**Written task**: Examine the entries and show every line in which the word "there" is found.

-------

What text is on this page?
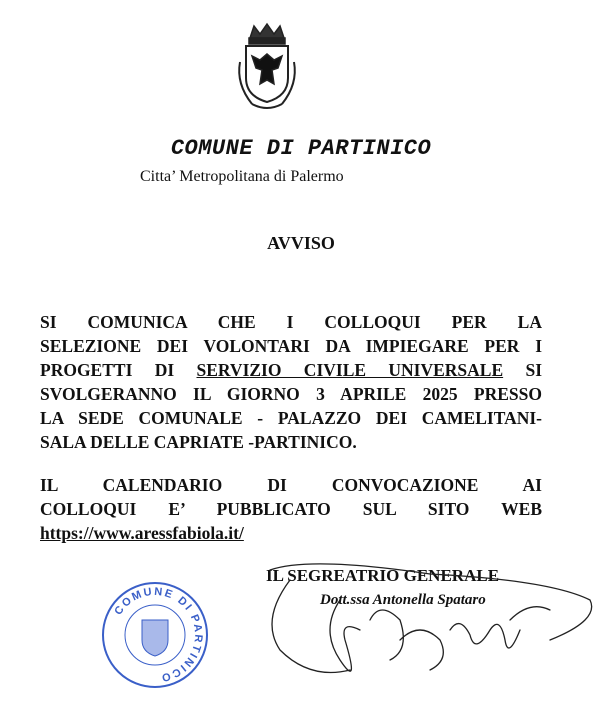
COMUNE DI PARTINICO
Citta’ Metropolitana di Palermo
AVVISO
SI COMUNICA CHE I COLLOQUI PER LA
SELEZIONE DEI VOLONTARI DA IMPIEGARE PER I
PROGETTI DI SERVIZIO CIVILE UNIVERSALE SI
SVOLGERANNO IL GIORNO 3 APRILE 2025 PRESSO
LA SEDE COMUNALE - PALAZZO DEI CAMELITANI-
SALA DELLE CAPRIATE -PARTINICO.
IL CALENDARIO DI CONVOCAZIONE AI
COLLOQUI E’ PUBBLICATO SUL SITO WEB
https://www.aressfabiola.it/
IL SEGREATRIO GENERALE
Dott.ssa Antonella Spataro
COMUNE DI PARTINICO
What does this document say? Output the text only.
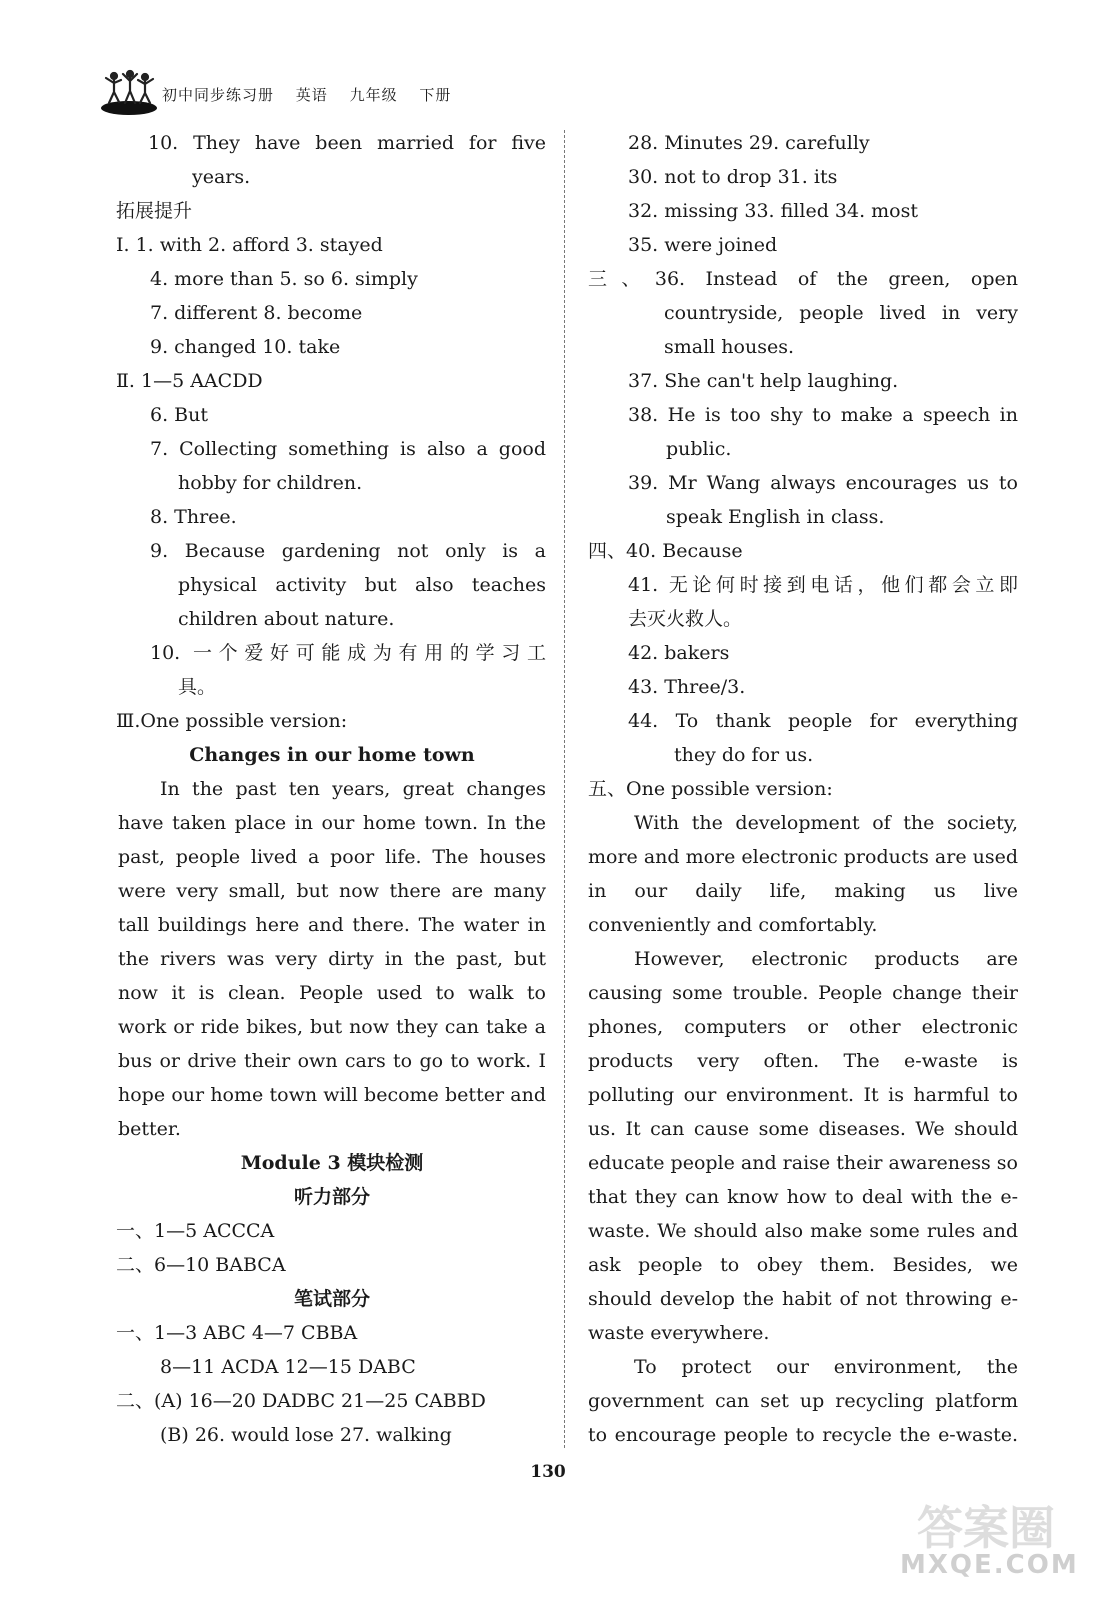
初中同步练习册 英语 九年级 下册
10. They have been married for five
years.
拓展提升
Ⅰ. 1. with 2. afford 3. stayed
4. more than 5. so 6. simply
7. different 8. become
9. changed 10. take
Ⅱ. 1—5 AACDD
6. But
7. Collecting something is also a good
hobby for children.
8. Three.
9. Because gardening not only is a
physical activity but also teaches
children about nature.
10. 一个爱好可能成为有用的学习工
具。
Ⅲ.One possible version:
Changes in our home town
In the past ten years, great changes
have taken place in our home town. In the
past, people lived a poor life. The houses
were very small, but now there are many
tall buildings here and there. The water in
the rivers was very dirty in the past, but
now it is clean. People used to walk to
work or ride bikes, but now they can take a
bus or drive their own cars to go to work. I
hope our home town will become better and
better.
Module 3 模块检测
听力部分
一、1—5 ACCCA
二、6—10 BABCA
笔试部分
一、1—3 ABC 4—7 CBBA
8—11 ACDA 12—15 DABC
二、(A) 16—20 DADBC 21—25 CABBD
(B) 26. would lose 27. walking
28. Minutes 29. carefully
30. not to drop 31. its
32. missing 33. filled 34. most
35. were joined
三、36. Instead of the green, open
countryside, people lived in very
small houses.
37. She can't help laughing.
38. He is too shy to make a speech in
public.
39. Mr Wang always encourages us to
speak English in class.
四、40. Because
41. 无论何时接到电话，他们都会立即
去灭火救人。
42. bakers
43. Three/3.
44. To thank people for everything
they do for us.
五、One possible version:
With the development of the society,
more and more electronic products are used
in our daily life, making us live
conveniently and comfortably.
However, electronic products are
causing some trouble. People change their
phones, computers or other electronic
products very often. The e-waste is
polluting our environment. It is harmful to
us. It can cause some diseases. We should
educate people and raise their awareness so
that they can know how to deal with the e-
waste. We should also make some rules and
ask people to obey them. Besides, we
should develop the habit of not throwing e-
waste everywhere.
To protect our environment, the
government can set up recycling platform
to encourage people to recycle the e-waste.
130
答案圈
MXQE.COM
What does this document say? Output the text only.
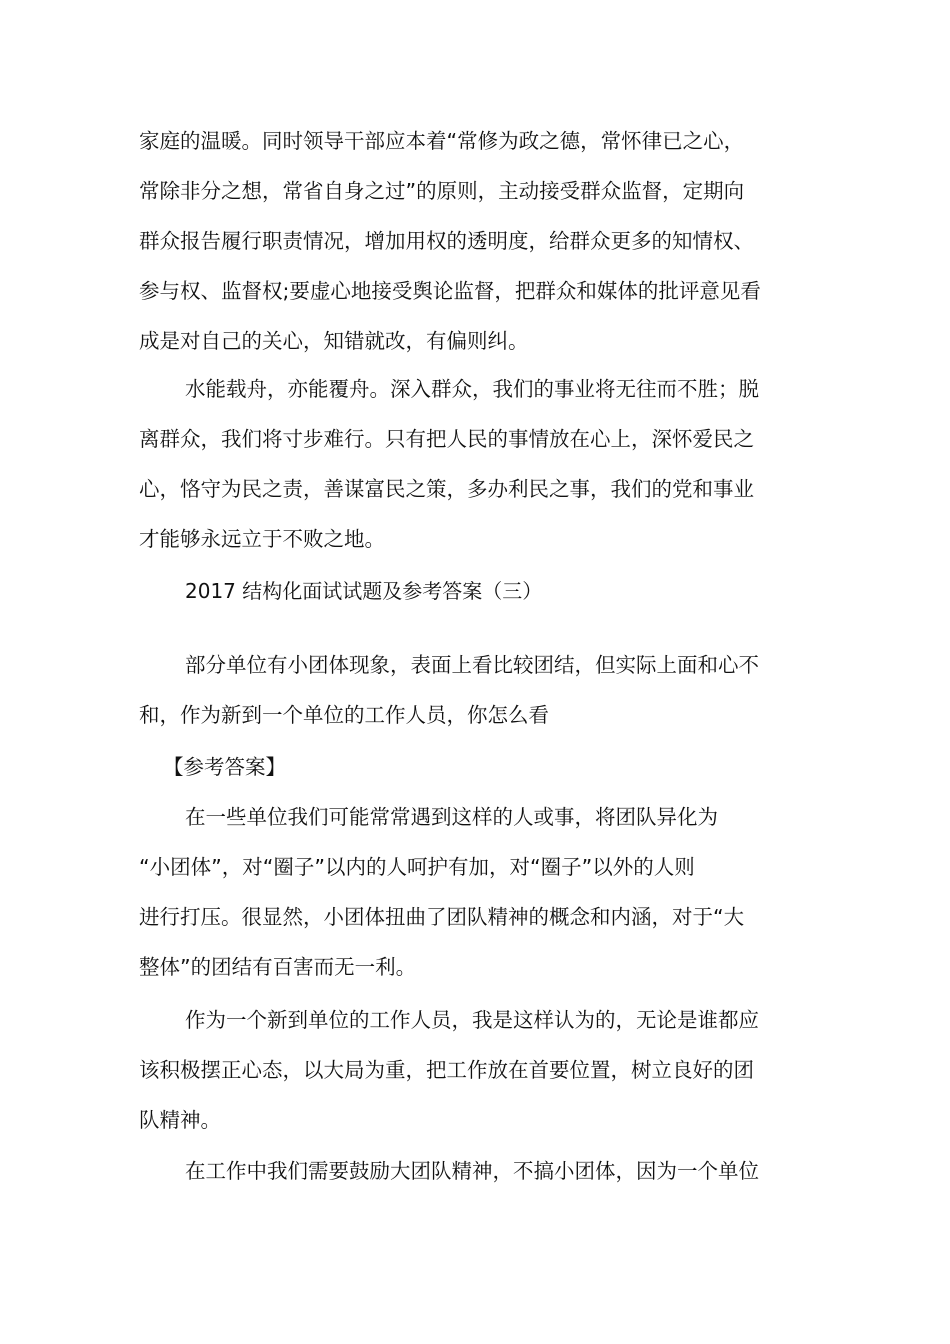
家庭的温暖。同时领导干部应本着“常修为政之德，常怀律已之心，
常除非分之想，常省自身之过”的原则，主动接受群众监督，定期向
群众报告履行职责情况，增加用权的透明度，给群众更多的知情权、
参与权、监督权;要虚心地接受舆论监督，把群众和媒体的批评意见看
成是对自己的关心，知错就改，有偏则纠。
水能载舟，亦能覆舟。深入群众，我们的事业将无往而不胜；脱
离群众，我们将寸步难行。只有把人民的事情放在心上，深怀爱民之
心，恪守为民之责，善谋富民之策，多办利民之事，我们的党和事业
才能够永远立于不败之地。
2017 结构化面试试题及参考答案（三）
部分单位有小团体现象，表面上看比较团结，但实际上面和心不
和，作为新到一个单位的工作人员，你怎么看
【参考答案】
在一些单位我们可能常常遇到这样的人或事，将团队异化为
“小团体”，对“圈子”以内的人呵护有加，对“圈子”以外的人则
进行打压。很显然，小团体扭曲了团队精神的概念和内涵，对于“大
整体”的团结有百害而无一利。
作为一个新到单位的工作人员，我是这样认为的，无论是谁都应
该积极摆正心态，以大局为重，把工作放在首要位置，树立良好的团
队精神。
在工作中我们需要鼓励大团队精神，不搞小团体，因为一个单位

-------

**Correct result**:
were very small, but now there are many
tall buildings here and there. The water in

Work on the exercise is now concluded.